(Data entries)
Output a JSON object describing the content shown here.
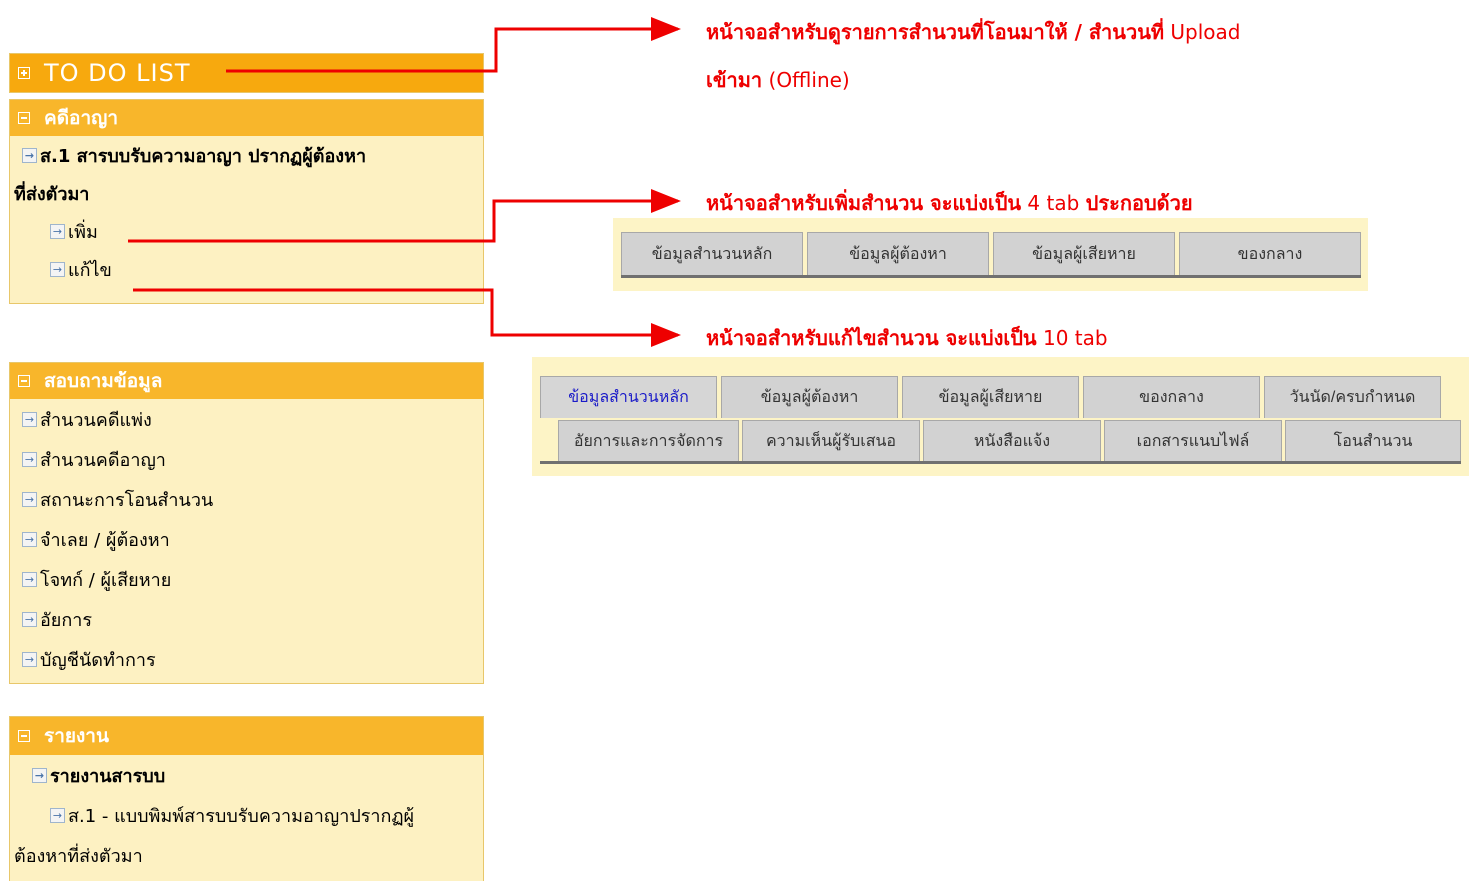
{
  "todo_panel": {
    "title": "TO DO LIST"
  },
  "criminal_panel": {
    "title": "คดีอาญา",
    "item_main": "ส.1 สารบบรับความอาญา ปรากฏผู้ต้องหา",
    "item_main_cont": "ที่ส่งตัวมา",
    "sub_add": "เพิ่ม",
    "sub_edit": "แก้ไข"
  },
  "query_panel": {
    "title": "สอบถามข้อมูล",
    "items": [
      "สำนวนคดีแพ่ง",
      "สำนวนคดีอาญา",
      "สถานะการโอนสำนวน",
      "จำเลย / ผู้ต้องหา",
      "โจทก์ / ผู้เสียหาย",
      "อัยการ",
      "บัญชีนัดทำการ"
    ]
  },
  "report_panel": {
    "title": "รายงาน",
    "item_main": "รายงานสารบบ",
    "sub_item": "ส.1 - แบบพิมพ์สารบบรับความอาญาปรากฏผู้",
    "sub_item_cont": "ต้องหาที่ส่งตัวมา"
  },
  "annotations": {
    "todo_line1_bold": "หน้าจอสำหรับดูรายการสำนวนที่โอนมาให้ / สำนวนที่",
    "todo_line1_rest": " Upload",
    "todo_line2_bold": "เข้ามา",
    "todo_line2_rest": " (Offline)",
    "add_bold": "หน้าจอสำหรับเพิ่มสำนวน จะแบ่งเป็น",
    "add_rest": " 4 tab ",
    "add_bold2": "ประกอบด้วย",
    "edit_bold": "หน้าจอสำหรับแก้ไขสำนวน จะแบ่งเป็น",
    "edit_rest": " 10 tab"
  },
  "add_tabs": [
    "ข้อมูลสำนวนหลัก",
    "ข้อมูลผู้ต้องหา",
    "ข้อมูลผู้เสียหาย",
    "ของกลาง"
  ],
  "edit_tabs_row1": [
    "ข้อมูลสำนวนหลัก",
    "ข้อมูลผู้ต้องหา",
    "ข้อมูลผู้เสียหาย",
    "ของกลาง",
    "วันนัด/ครบกำหนด"
  ],
  "edit_tabs_row2": [
    "อัยการและการจัดการ",
    "ความเห็นผู้รับเสนอ",
    "หนังสือแจ้ง",
    "เอกสารแนบไฟล์",
    "โอนสำนวน"
  ],
  "colors": {
    "annotation": "#ee0000",
    "panel_header": "#f8b62b",
    "panel_body": "#fdf1c2",
    "active_tab_text": "#1a1ac8"
  }
}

WORK REQUIRED: From the listing above, copy all lines holding the word "สารบบร".

ANSWER TO THE EXERCISE:
    "item_main": "ส.1 สารบบรับความอาญา ปรากฏผู้ต้องหา",
    "sub_item": "ส.1 - แบบพิมพ์สารบบรับความอาญาปรากฏผู้",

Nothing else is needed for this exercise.